● WHAT NEEDS TO BE DONE:
Search the listing below for the string "arcsec" and show each line that contains it.

(Figure contents as structured data)
.....

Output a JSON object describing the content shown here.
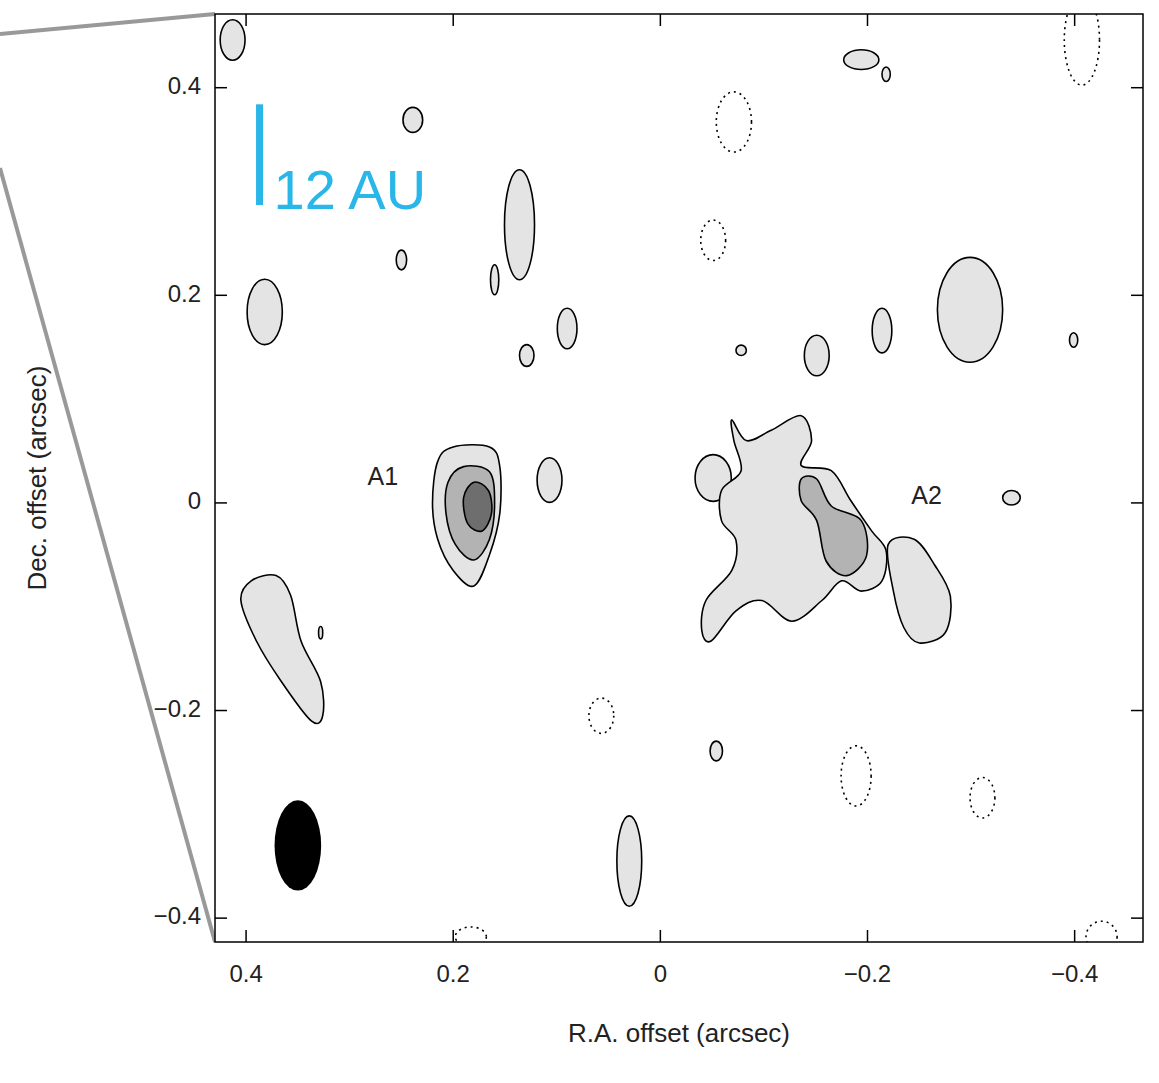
{
  "chart_data": {
    "type": "contour",
    "xlabel": "R.A. offset (arcsec)",
    "ylabel": "Dec. offset (arcsec)",
    "xlim": [
      0.43,
      -0.466
    ],
    "ylim": [
      -0.423,
      0.471
    ],
    "xticks": [
      0.4,
      0.2,
      0,
      {
        "value": -0.2,
        "label": "−0.2"
      },
      {
        "value": -0.4,
        "label": "−0.4"
      }
    ],
    "yticks": [
      {
        "value": -0.4,
        "label": "−0.4"
      },
      {
        "value": -0.2,
        "label": "−0.2"
      },
      0,
      0.2,
      0.4
    ],
    "contours": [
      {
        "level": 1,
        "line_style": "solid",
        "points": [
          [
            0.215,
            0.04
          ],
          [
            0.2,
            0.054
          ],
          [
            0.165,
            0.054
          ],
          [
            0.155,
            0.035
          ],
          [
            0.155,
            -0.01
          ],
          [
            0.165,
            -0.05
          ],
          [
            0.18,
            -0.08
          ],
          [
            0.2,
            -0.065
          ],
          [
            0.215,
            -0.035
          ],
          [
            0.22,
            0.0
          ]
        ]
      },
      {
        "level": 1,
        "line_style": "solid",
        "points": [
          [
            -0.069,
            0.08
          ],
          [
            -0.083,
            0.06
          ],
          [
            -0.107,
            0.07
          ],
          [
            -0.136,
            0.084
          ],
          [
            -0.146,
            0.06
          ],
          [
            -0.136,
            0.036
          ],
          [
            -0.165,
            0.031
          ],
          [
            -0.184,
            0.002
          ],
          [
            -0.204,
            -0.027
          ],
          [
            -0.218,
            -0.046
          ],
          [
            -0.214,
            -0.075
          ],
          [
            -0.194,
            -0.085
          ],
          [
            -0.175,
            -0.075
          ],
          [
            -0.156,
            -0.094
          ],
          [
            -0.127,
            -0.114
          ],
          [
            -0.098,
            -0.094
          ],
          [
            -0.073,
            -0.104
          ],
          [
            -0.049,
            -0.133
          ],
          [
            -0.04,
            -0.123
          ],
          [
            -0.044,
            -0.094
          ],
          [
            -0.069,
            -0.065
          ],
          [
            -0.073,
            -0.036
          ],
          [
            -0.059,
            -0.017
          ],
          [
            -0.059,
            0.012
          ],
          [
            -0.078,
            0.031
          ],
          [
            -0.071,
            0.06
          ]
        ]
      },
      {
        "level": 1,
        "line_style": "solid",
        "points": [
          [
            -0.22,
            -0.04
          ],
          [
            -0.245,
            -0.035
          ],
          [
            -0.265,
            -0.06
          ],
          [
            -0.28,
            -0.09
          ],
          [
            -0.275,
            -0.125
          ],
          [
            -0.25,
            -0.135
          ],
          [
            -0.235,
            -0.12
          ],
          [
            -0.225,
            -0.085
          ]
        ]
      },
      {
        "level": 1,
        "line_style": "solid",
        "points": [
          [
            0.395,
            -0.075
          ],
          [
            0.371,
            -0.07
          ],
          [
            0.357,
            -0.089
          ],
          [
            0.347,
            -0.133
          ],
          [
            0.328,
            -0.172
          ],
          [
            0.326,
            -0.205
          ],
          [
            0.337,
            -0.21
          ],
          [
            0.366,
            -0.172
          ],
          [
            0.39,
            -0.133
          ],
          [
            0.405,
            -0.094
          ]
        ]
      },
      {
        "level": 2,
        "line_style": "solid",
        "points": [
          [
            0.205,
            0.02
          ],
          [
            0.19,
            0.035
          ],
          [
            0.165,
            0.03
          ],
          [
            0.16,
            0.0
          ],
          [
            0.165,
            -0.035
          ],
          [
            0.18,
            -0.055
          ],
          [
            0.198,
            -0.04
          ],
          [
            0.207,
            -0.01
          ]
        ]
      },
      {
        "level": 2,
        "line_style": "solid",
        "points": [
          [
            -0.136,
            0.023
          ],
          [
            -0.151,
            0.023
          ],
          [
            -0.165,
            -0.003
          ],
          [
            -0.194,
            -0.017
          ],
          [
            -0.199,
            -0.051
          ],
          [
            -0.18,
            -0.07
          ],
          [
            -0.16,
            -0.056
          ],
          [
            -0.151,
            -0.017
          ],
          [
            -0.136,
            0.002
          ]
        ]
      },
      {
        "level": 3,
        "line_style": "solid",
        "points": [
          [
            0.19,
            0.005
          ],
          [
            0.18,
            0.02
          ],
          [
            0.166,
            0.012
          ],
          [
            0.163,
            -0.01
          ],
          [
            0.172,
            -0.027
          ],
          [
            0.186,
            -0.02
          ]
        ]
      }
    ],
    "blobs": [
      {
        "ra": 0.413,
        "dec": 0.446,
        "width": 0.024,
        "height": 0.039,
        "level": 1,
        "line_style": "solid"
      },
      {
        "ra": 0.239,
        "dec": 0.369,
        "width": 0.019,
        "height": 0.024,
        "level": 1,
        "line_style": "solid"
      },
      {
        "ra": 0.136,
        "dec": 0.268,
        "width": 0.029,
        "height": 0.106,
        "level": 1,
        "line_style": "solid"
      },
      {
        "ra": 0.25,
        "dec": 0.234,
        "width": 0.01,
        "height": 0.019,
        "level": 1,
        "line_style": "solid"
      },
      {
        "ra": 0.16,
        "dec": 0.215,
        "width": 0.008,
        "height": 0.029,
        "level": 1,
        "line_style": "solid"
      },
      {
        "ra": 0.129,
        "dec": 0.142,
        "width": 0.014,
        "height": 0.021,
        "level": 1,
        "line_style": "solid"
      },
      {
        "ra": 0.09,
        "dec": 0.168,
        "width": 0.019,
        "height": 0.039,
        "level": 1,
        "line_style": "solid"
      },
      {
        "ra": 0.382,
        "dec": 0.184,
        "width": 0.034,
        "height": 0.063,
        "level": 1,
        "line_style": "solid"
      },
      {
        "ra": 0.107,
        "dec": 0.022,
        "width": 0.024,
        "height": 0.043,
        "level": 1,
        "line_style": "solid"
      },
      {
        "ra": -0.194,
        "dec": 0.427,
        "width": 0.034,
        "height": 0.019,
        "level": 1,
        "line_style": "solid"
      },
      {
        "ra": -0.218,
        "dec": 0.413,
        "width": 0.008,
        "height": 0.014,
        "level": 1,
        "line_style": "solid"
      },
      {
        "ra": -0.078,
        "dec": 0.147,
        "width": 0.01,
        "height": 0.01,
        "level": 1,
        "line_style": "solid"
      },
      {
        "ra": -0.151,
        "dec": 0.142,
        "width": 0.024,
        "height": 0.039,
        "level": 1,
        "line_style": "solid"
      },
      {
        "ra": -0.214,
        "dec": 0.166,
        "width": 0.019,
        "height": 0.043,
        "level": 1,
        "line_style": "solid"
      },
      {
        "ra": -0.299,
        "dec": 0.186,
        "width": 0.063,
        "height": 0.101,
        "level": 1,
        "line_style": "solid"
      },
      {
        "ra": -0.399,
        "dec": 0.157,
        "width": 0.008,
        "height": 0.014,
        "level": 1,
        "line_style": "solid"
      },
      {
        "ra": -0.339,
        "dec": 0.005,
        "width": 0.017,
        "height": 0.014,
        "level": 1,
        "line_style": "solid"
      },
      {
        "ra": 0.03,
        "dec": -0.345,
        "width": 0.024,
        "height": 0.087,
        "level": 1,
        "line_style": "solid"
      },
      {
        "ra": -0.054,
        "dec": -0.239,
        "width": 0.012,
        "height": 0.019,
        "level": 1,
        "line_style": "solid"
      },
      {
        "ra": 0.328,
        "dec": -0.125,
        "width": 0.004,
        "height": 0.012,
        "level": 1,
        "line_style": "solid"
      },
      {
        "ra": -0.051,
        "dec": 0.024,
        "width": 0.035,
        "height": 0.045,
        "level": 1,
        "line_style": "solid"
      },
      {
        "ra": -0.071,
        "dec": 0.367,
        "width": 0.034,
        "height": 0.058,
        "level": -1,
        "line_style": "dotted"
      },
      {
        "ra": -0.051,
        "dec": 0.253,
        "width": 0.024,
        "height": 0.039,
        "level": -1,
        "line_style": "dotted"
      },
      {
        "ra": -0.407,
        "dec": 0.446,
        "width": 0.034,
        "height": 0.087,
        "level": -1,
        "line_style": "dotted"
      },
      {
        "ra": 0.057,
        "dec": -0.205,
        "width": 0.024,
        "height": 0.034,
        "level": -1,
        "line_style": "dotted"
      },
      {
        "ra": -0.189,
        "dec": -0.263,
        "width": 0.029,
        "height": 0.058,
        "level": -1,
        "line_style": "dotted"
      },
      {
        "ra": -0.311,
        "dec": -0.284,
        "width": 0.024,
        "height": 0.039,
        "level": -1,
        "line_style": "dotted"
      },
      {
        "ra": 0.183,
        "dec": -0.418,
        "width": 0.03,
        "height": 0.019,
        "level": -1,
        "line_style": "dotted"
      },
      {
        "ra": -0.426,
        "dec": -0.418,
        "width": 0.03,
        "height": 0.03,
        "level": -1,
        "line_style": "dotted"
      }
    ],
    "beam": {
      "ra": 0.35,
      "dec": -0.33,
      "width": 0.045,
      "height": 0.087
    },
    "scale_bar": {
      "label": "12 AU",
      "length": 0.097,
      "ra": 0.387,
      "dec": 0.384,
      "color": "#29b6e8"
    },
    "annotations": [
      {
        "text": "A1",
        "ra": 0.268,
        "dec": 0.024
      },
      {
        "text": "A2",
        "ra": -0.257,
        "dec": 0.005
      }
    ]
  }
}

.....

● CORRECT OUTPUT:
    "xlabel": "R.A. offset (arcsec)",
    "ylabel": "Dec. offset (arcsec)",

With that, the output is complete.